Image element box records:
********
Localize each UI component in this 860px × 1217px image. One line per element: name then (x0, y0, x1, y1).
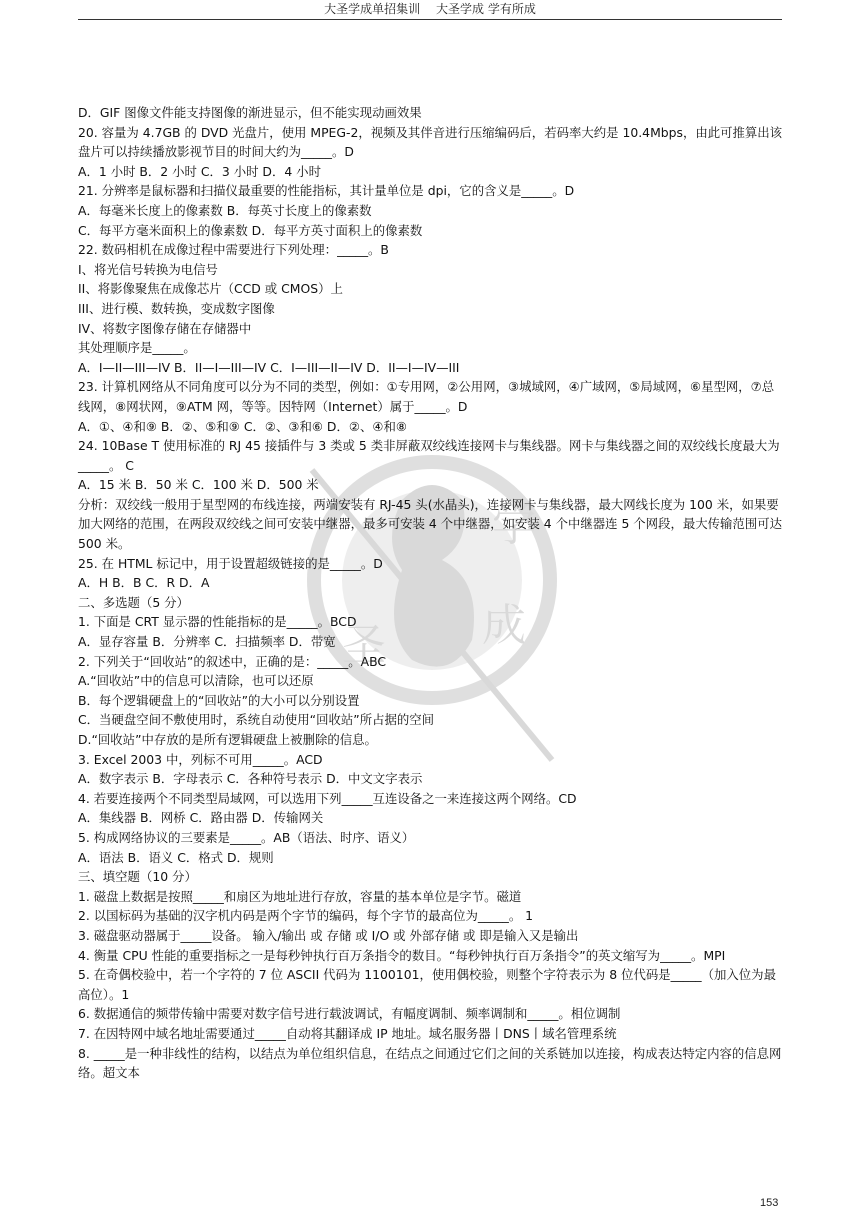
text-line: 5. 构成网络协议的三要素是_____。AB（语法、时序、语义） (78, 829, 415, 845)
text-line: A．语法 B．语义 C．格式 D．规则 (78, 849, 274, 865)
text-line: A．每毫米长度上的像素数 B．每英寸长度上的像素数 (78, 202, 372, 218)
text-line: 20. 容量为 4.7GB 的 DVD 光盘片，使用 MPEG-2，视频及其伴音进行压缩编码后，若码率大约是 10.4Mbps，由此可推算出该盘片可以持续播放影视节目的时间大约为_____。D (78, 124, 783, 160)
text-line: C．当硬盘空间不敷使用时，系统自动使用“回收站”所占据的空间 (78, 712, 435, 728)
text-line: A．集线器 B．网桥 C．路由器 D．传输网关 (78, 810, 324, 826)
text-line: A．①、④和⑨ B．②、⑤和⑨ C．②、③和⑥ D．②、④和⑧ (78, 418, 407, 434)
text-line: 22. 数码相机在成像过程中需要进行下列处理：_____。B (78, 242, 389, 258)
text-line: IV、将数字图像存储在存储器中 (78, 320, 252, 336)
text-line: 8. _____是一种非线性的结构，以结点为单位组织信息，在结点之间通过它们之间的关系链加以连接，构成表达特定内容的信息网络。超文本 (78, 1045, 782, 1081)
svg-text:成: 成 (482, 600, 526, 651)
text-line: II、将影像聚焦在成像芯片（CCD 或 CMOS）上 (78, 281, 343, 297)
text-line: A．1 小时 B．2 小时 C．3 小时 D．4 小时 (78, 163, 321, 179)
text-line: B．每个逻辑硬盘上的“回收站”的大小可以分别设置 (78, 692, 360, 708)
text-line: A．数字表示 B．字母表示 C．各种符号表示 D．中文文字表示 (78, 771, 423, 787)
text-line: 2. 以国标码为基础的汉字机内码是两个字节的编码，每个字节的最高位为_____。 1 (78, 908, 534, 924)
text-line: III、进行模、数转换，变成数字图像 (78, 300, 275, 316)
text-line: 4. 衡量 CPU 性能的重要指标之一是每秒钟执行百万条指令的数目。“每秒钟执行百万条指令”的英文缩写为_____。MPI (78, 947, 726, 963)
text-line: 3. Excel 2003 中，列标不可用_____。ACD (78, 751, 323, 767)
page-header (0, 0, 860, 20)
text-line: A．I—II—III—IV B．II—I—III—IV C．I—III—II—IV D．II—I—IV—III (78, 359, 460, 375)
text-line: 21. 分辨率是鼠标器和扫描仪最重要的性能指标，其计量单位是 dpi，它的含义是_____。D (78, 183, 575, 199)
header-divider (78, 19, 782, 20)
page-number: 153 (760, 1197, 779, 1209)
text-line: 1. 下面是 CRT 显示器的性能指标的是_____。BCD (78, 614, 357, 630)
section-heading: 二、多选题（5 分） (78, 594, 189, 610)
text-line: 7. 在因特网中域名地址需要通过_____自动将其翻译成 IP 地址。域名服务器丨DNS丨域名管理系统 (78, 1025, 617, 1041)
text-line: 2. 下列关于“回收站”的叙述中，正确的是：_____。ABC (78, 653, 387, 669)
text-line: 其处理顺序是_____。 (78, 340, 196, 356)
text-line: D.“回收站”中存放的是所有逻辑硬盘上被删除的信息。 (78, 732, 377, 747)
text-line: A．H B．B C．R D．A (78, 575, 210, 591)
text-line: D．GIF 图像文件能支持图像的渐进显示，但不能实现动画效果 (78, 105, 422, 120)
text-line: A．显存容量 B．分辨率 C．扫描频率 D．带宽 (78, 634, 336, 650)
text-line: A.“回收站”中的信息可以清除，也可以还原 (78, 673, 314, 689)
text-line: A．15 米 B．50 米 C．100 米 D．500 米 (78, 477, 319, 493)
text-line: 4. 若要连接两个不同类型局域网，可以选用下列_____互连设备之一来连接这两个网络。CD (78, 790, 577, 806)
text-line: 6. 数据通信的频带传输中需要对数字信号进行载波调试，有幅度调制、频率调制和_____。相位调制 (78, 1006, 621, 1022)
section-heading: 三、填空题（10 分） (78, 869, 197, 885)
text-line: I、将光信号转换为电信号 (78, 261, 218, 277)
text-line: C．每平方毫米面积上的像素数 D．每平方英寸面积上的像素数 (78, 222, 423, 238)
text-line: 23. 计算机网络从不同角度可以分为不同的类型，例如：①专用网，②公用网，③城域网，④广域网，⑤局域网，⑥星型网，⑦总线网，⑧网状网，⑨ATM 网，等等。因特网（Internet）属于_____。D (78, 379, 775, 414)
text-line: 25. 在 HTML 标记中，用于设置超级链接的是_____。D (78, 555, 383, 571)
svg-text:学: 学 (492, 500, 536, 551)
text-line: 分析：双绞线一般用于星型网的布线连接，两端安装有 RJ-45 头(水晶头)，连接网卡与集线器，最大网线长度为 100 米，如果要加大网络的范围，在两段双绞线之间可安装中继器，最多可安装 4 个中继器，如安装 4 个中继器连 5 个网段，最大传输范围可达 500 米。 (78, 496, 782, 552)
header-left-text: 大圣学成单招集训 (324, 2, 421, 16)
text-line: 3. 磁盘驱动器属于_____设备。 输入/输出 或 存储 或 I/O 或 外部存储 或 即是输入又是输出 (78, 927, 579, 943)
text-line: 24. 10Base T 使用标准的 RJ 45 接插件与 3 类或 5 类非屏蔽双绞线连接网卡与集线器。网卡与集线器之间的双绞线长度最大为_____。 C (78, 438, 780, 473)
document-body (78, 103, 783, 1083)
svg-text:圣: 圣 (342, 620, 386, 671)
text-line: 5. 在奇偶校验中，若一个字符的 7 位 ASCII 代码为 1100101，使用偶校验，则整个字符表示为 8 位代码是_____（加入位为最高位）。1 (78, 967, 776, 1002)
text-line: 1. 磁盘上数据是按照_____和扇区为地址进行存放，容量的基本单位是字节。磁道 (78, 888, 522, 904)
header-right-text: 大圣学成 学有所成 (436, 2, 536, 16)
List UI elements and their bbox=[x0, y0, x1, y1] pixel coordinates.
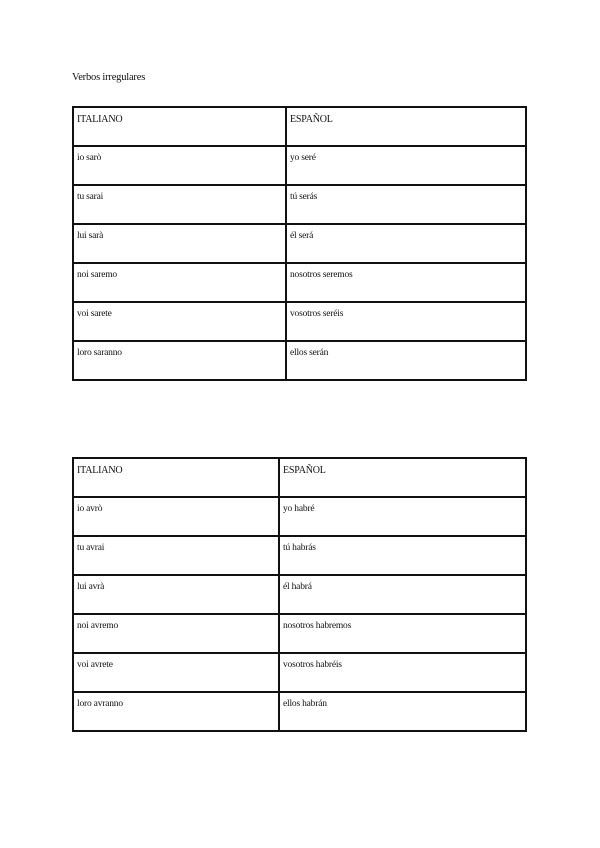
header-italiano: ITALIANO bbox=[73, 458, 279, 497]
cell-espanol: vosotros habréis bbox=[279, 653, 526, 692]
table-row bbox=[73, 263, 526, 302]
header-espanol: ESPAÑOL bbox=[286, 107, 526, 146]
table-header-row bbox=[73, 458, 526, 497]
cell-italiano: tu sarai bbox=[73, 185, 286, 224]
cell-italiano: voi avrete bbox=[73, 653, 279, 692]
header-italiano: ITALIANO bbox=[73, 107, 286, 146]
cell-espanol: ellos habrán bbox=[279, 692, 526, 731]
table-row bbox=[73, 497, 526, 536]
table-row bbox=[73, 341, 526, 380]
table-row bbox=[73, 575, 526, 614]
cell-italiano: lui avrà bbox=[73, 575, 279, 614]
cell-espanol: tú habrás bbox=[279, 536, 526, 575]
table-row bbox=[73, 536, 526, 575]
cell-italiano: lui sarà bbox=[73, 224, 286, 263]
cell-espanol: él habrá bbox=[279, 575, 526, 614]
page-heading: Verbos irregulares bbox=[72, 72, 146, 83]
cell-italiano: voi sarete bbox=[73, 302, 286, 341]
cell-espanol: él será bbox=[286, 224, 526, 263]
cell-italiano: loro saranno bbox=[73, 341, 286, 380]
table-futuro-avere bbox=[72, 457, 527, 732]
cell-espanol: nosotros habremos bbox=[279, 614, 526, 653]
cell-italiano: loro avranno bbox=[73, 692, 279, 731]
table-row bbox=[73, 653, 526, 692]
cell-espanol: yo seré bbox=[286, 146, 526, 185]
cell-espanol: tú serás bbox=[286, 185, 526, 224]
table-row bbox=[73, 224, 526, 263]
header-espanol: ESPAÑOL bbox=[279, 458, 526, 497]
cell-italiano: noi avremo bbox=[73, 614, 279, 653]
cell-espanol: ellos serán bbox=[286, 341, 526, 380]
table-header-row bbox=[73, 107, 526, 146]
cell-italiano: tu avrai bbox=[73, 536, 279, 575]
cell-espanol: yo habré bbox=[279, 497, 526, 536]
table-futuro-essere bbox=[72, 106, 527, 381]
table-row bbox=[73, 185, 526, 224]
cell-italiano: noi saremo bbox=[73, 263, 286, 302]
cell-italiano: io sarò bbox=[73, 146, 286, 185]
cell-espanol: vosotros seréis bbox=[286, 302, 526, 341]
cell-espanol: nosotros seremos bbox=[286, 263, 526, 302]
cell-italiano: io avrò bbox=[73, 497, 279, 536]
table-row bbox=[73, 146, 526, 185]
table-row bbox=[73, 614, 526, 653]
table-row bbox=[73, 692, 526, 731]
table-row bbox=[73, 302, 526, 341]
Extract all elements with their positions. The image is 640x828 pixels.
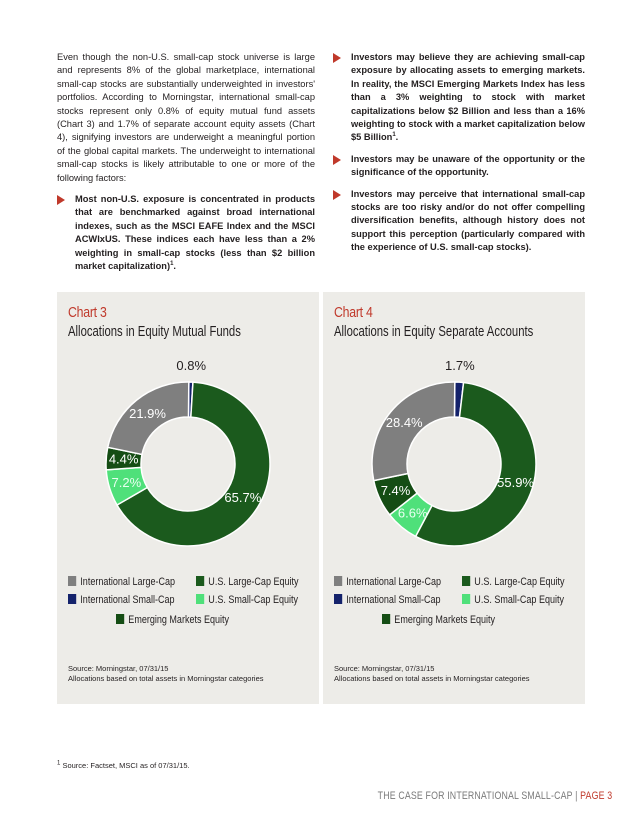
bullet-item-emerging-markets	[333, 51, 585, 145]
legend-swatch	[334, 576, 342, 586]
footer-title: THE CASE FOR INTERNATIONAL SMALL-CAP	[377, 790, 573, 802]
legend-item-emerging-markets	[116, 614, 229, 626]
legend-label: International Small-Cap	[80, 594, 175, 606]
intro-paragraph: Even though the non-U.S. small-cap stock universe is large and represents 8% of the global marketplace, international small-cap stocks are substantially underweighted in investors' portfolios. According to Morningstar, international small-cap stocks represent only 0.8% of equity mutual fund assets (Chart 3) and 1.7% of separate account equity assets (Chart 4), signifying investors are underweight a meaningful portion of the global capital markets. The underweight to international small-cap stocks is likely attributable to one or more of the following factors:	[57, 52, 315, 183]
legend-swatch	[462, 576, 470, 586]
legend-label: U.S. Small-Cap Equity	[474, 594, 565, 606]
page-number: PAGE 3	[579, 790, 612, 802]
bullet-arrow-icon	[57, 195, 65, 205]
page-footnote	[57, 761, 190, 770]
legend-item-us-large-cap	[196, 576, 299, 588]
chart-label: Chart 4	[334, 304, 373, 321]
page-footer	[377, 790, 612, 802]
data-label-emerging-markets-equity: 4.4%	[108, 451, 139, 467]
legend-item-us-large-cap	[462, 576, 565, 588]
data-label-international-large-cap: 28.4%	[385, 415, 423, 431]
legend-label: U.S. Large-Cap Equity	[474, 576, 565, 588]
source-note: Allocations based on total assets in Morningstar categories	[68, 674, 264, 683]
legend-label: International Large-Cap	[346, 576, 442, 588]
legend-swatch	[68, 576, 76, 586]
legend-item-international-large-cap	[68, 576, 175, 588]
bullet-text: Investors may perceive that international small-cap stocks are too risky and/or do not offer compelling diversification benefits, although history does not support this perception (particularly compared with the experience of U.S. small-cap stocks).	[351, 188, 585, 253]
footer-separator: |	[574, 790, 578, 802]
legend-swatch	[68, 594, 76, 604]
bullet-text: Most non-U.S. exposure is concentrated in products that are benchmarked against broad international indexes, such as the MSCI EAFE Index and the MSCI ACWIxUS. These indices each have less than a 2% weighting in small-cap stocks (less than $2 billion market capitalization)	[75, 194, 315, 272]
footnote-text: Source: Factset, MSCI as of 07/31/15.	[62, 761, 190, 770]
chart-4-panel	[323, 292, 585, 704]
bullet-arrow-icon	[333, 190, 341, 200]
legend-swatch	[462, 594, 470, 604]
chart-source	[68, 664, 264, 684]
bullet-arrow-icon	[333, 53, 341, 63]
data-label-u-s-large-cap-equity: 55.9%	[497, 475, 535, 491]
bullet-item-risk-perception	[333, 188, 585, 255]
legend-swatch	[334, 594, 342, 604]
chart-title: Allocations in Equity Separate Accounts	[334, 324, 534, 340]
bullet-end: .	[173, 261, 176, 272]
legend-swatch	[116, 614, 124, 624]
footnote-number: 1	[57, 760, 61, 767]
legend-item-us-small-cap	[196, 594, 298, 606]
footnote-ref: 1	[392, 132, 396, 139]
legend-label: International Small-Cap	[346, 594, 441, 606]
chart-title: Allocations in Equity Mutual Funds	[68, 324, 241, 340]
legend-swatch	[196, 576, 204, 586]
legend-label: U.S. Large-Cap Equity	[208, 576, 299, 588]
source-note: Allocations based on total assets in Morningstar categories	[334, 674, 530, 683]
bullet-arrow-icon	[333, 155, 341, 165]
data-label-emerging-markets-equity: 7.4%	[380, 483, 411, 499]
donut-chart-4	[323, 352, 585, 572]
donut-chart-3	[57, 352, 319, 572]
legend-item-international-small-cap	[334, 594, 441, 606]
bullet-text: Investors may be unaware of the opportunity or the significance of the opportunity.	[351, 153, 585, 178]
chart-source	[334, 664, 530, 684]
bullet-item-unaware	[333, 153, 585, 180]
data-label-u-s-small-cap-equity: 7.2%	[111, 474, 142, 490]
bullet-end: .	[395, 132, 399, 143]
left-text-column	[57, 51, 315, 282]
chart-label: Chart 3	[68, 304, 107, 321]
data-label-international-small-cap: 0.8%	[176, 358, 207, 374]
legend-item-emerging-markets	[382, 614, 495, 626]
chart-3-panel	[57, 292, 319, 704]
data-label-u-s-large-cap-equity: 65.7%	[224, 489, 262, 505]
data-label-international-large-cap: 21.9%	[129, 405, 166, 421]
source-line: Source: Morningstar, 07/31/15	[334, 664, 435, 673]
source-line: Source: Morningstar, 07/31/15	[68, 664, 169, 673]
legend-label: Emerging Markets Equity	[394, 614, 496, 626]
data-label-u-s-small-cap-equity: 6.6%	[397, 505, 428, 521]
legend-item-international-small-cap	[68, 594, 175, 606]
footnote-ref: 1	[170, 261, 174, 267]
bullet-text: Investors may believe they are achieving small-cap exposure by allocating assets to emerging markets. In reality, the MSCI Emerging Markets Index has less than a 3% weighting to stock with market capitalizations below $2 Billion and less than a 16% weighting to stock with a market capitalization below $5 Billion	[351, 52, 586, 143]
legend-label: U.S. Small-Cap Equity	[208, 594, 299, 606]
right-text-column	[333, 51, 585, 263]
legend-label: Emerging Markets Equity	[128, 614, 230, 626]
legend-item-us-small-cap	[462, 594, 564, 606]
legend-swatch	[196, 594, 204, 604]
bullet-item-non-us-exposure	[57, 193, 315, 273]
legend-swatch	[382, 614, 390, 624]
legend-item-international-large-cap	[334, 576, 441, 588]
data-label-international-small-cap: 1.7%	[445, 358, 475, 374]
slice-international-large-cap	[372, 382, 455, 481]
legend-label: International Large-Cap	[80, 576, 176, 588]
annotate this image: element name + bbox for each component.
********
▶ _PROBLEM DETAILS_
Could you reproduce the data word for word, from the line that contains "51, 585, 145]" through the line that contains "576, 175, 588]", including both of those lines?

▶ _REPLY TO THE EXERCISE_
bullet-item-emerging-markets	[333, 51, 585, 145]
legend-swatch	[334, 576, 342, 586]
footer-title: THE CASE FOR INTERNATIONAL SMALL-CAP	[377, 790, 573, 802]
legend-item-emerging-markets	[116, 614, 229, 626]
legend-label: International Small-Cap	[80, 594, 175, 606]
intro-paragraph: Even though the non-U.S. small-cap stock universe is large and represents 8% of the global marketplace, international small-cap stocks are substantially underweighted in investors' portfolios. According to Morningstar, international small-cap stocks represent only 0.8% of equity mutual fund assets (Chart 3) and 1.7% of separate account equity assets (Chart 4), signifying investors are underweight a meaningful portion of the global capital markets. The underweight to international small-cap stocks is likely attributable to one or more of the following factors:	[57, 52, 315, 183]
legend-swatch	[462, 576, 470, 586]
legend-label: U.S. Small-Cap Equity	[474, 594, 565, 606]
page-number: PAGE 3	[579, 790, 612, 802]
bullet-arrow-icon	[57, 195, 65, 205]
page-footnote	[57, 761, 190, 770]
legend-item-us-large-cap	[196, 576, 299, 588]
chart-label: Chart 4	[334, 304, 373, 321]
page-footer	[377, 790, 612, 802]
data-label-emerging-markets-equity: 4.4%	[108, 451, 139, 467]
legend-item-us-large-cap	[462, 576, 565, 588]
data-label-international-large-cap: 28.4%	[385, 415, 423, 431]
legend-label: U.S. Large-Cap Equity	[474, 576, 565, 588]
source-note: Allocations based on total assets in Morningstar categories	[68, 674, 264, 683]
legend-label: International Large-Cap	[346, 576, 442, 588]
legend-swatch	[68, 576, 76, 586]
legend-item-international-large-cap	[68, 576, 175, 588]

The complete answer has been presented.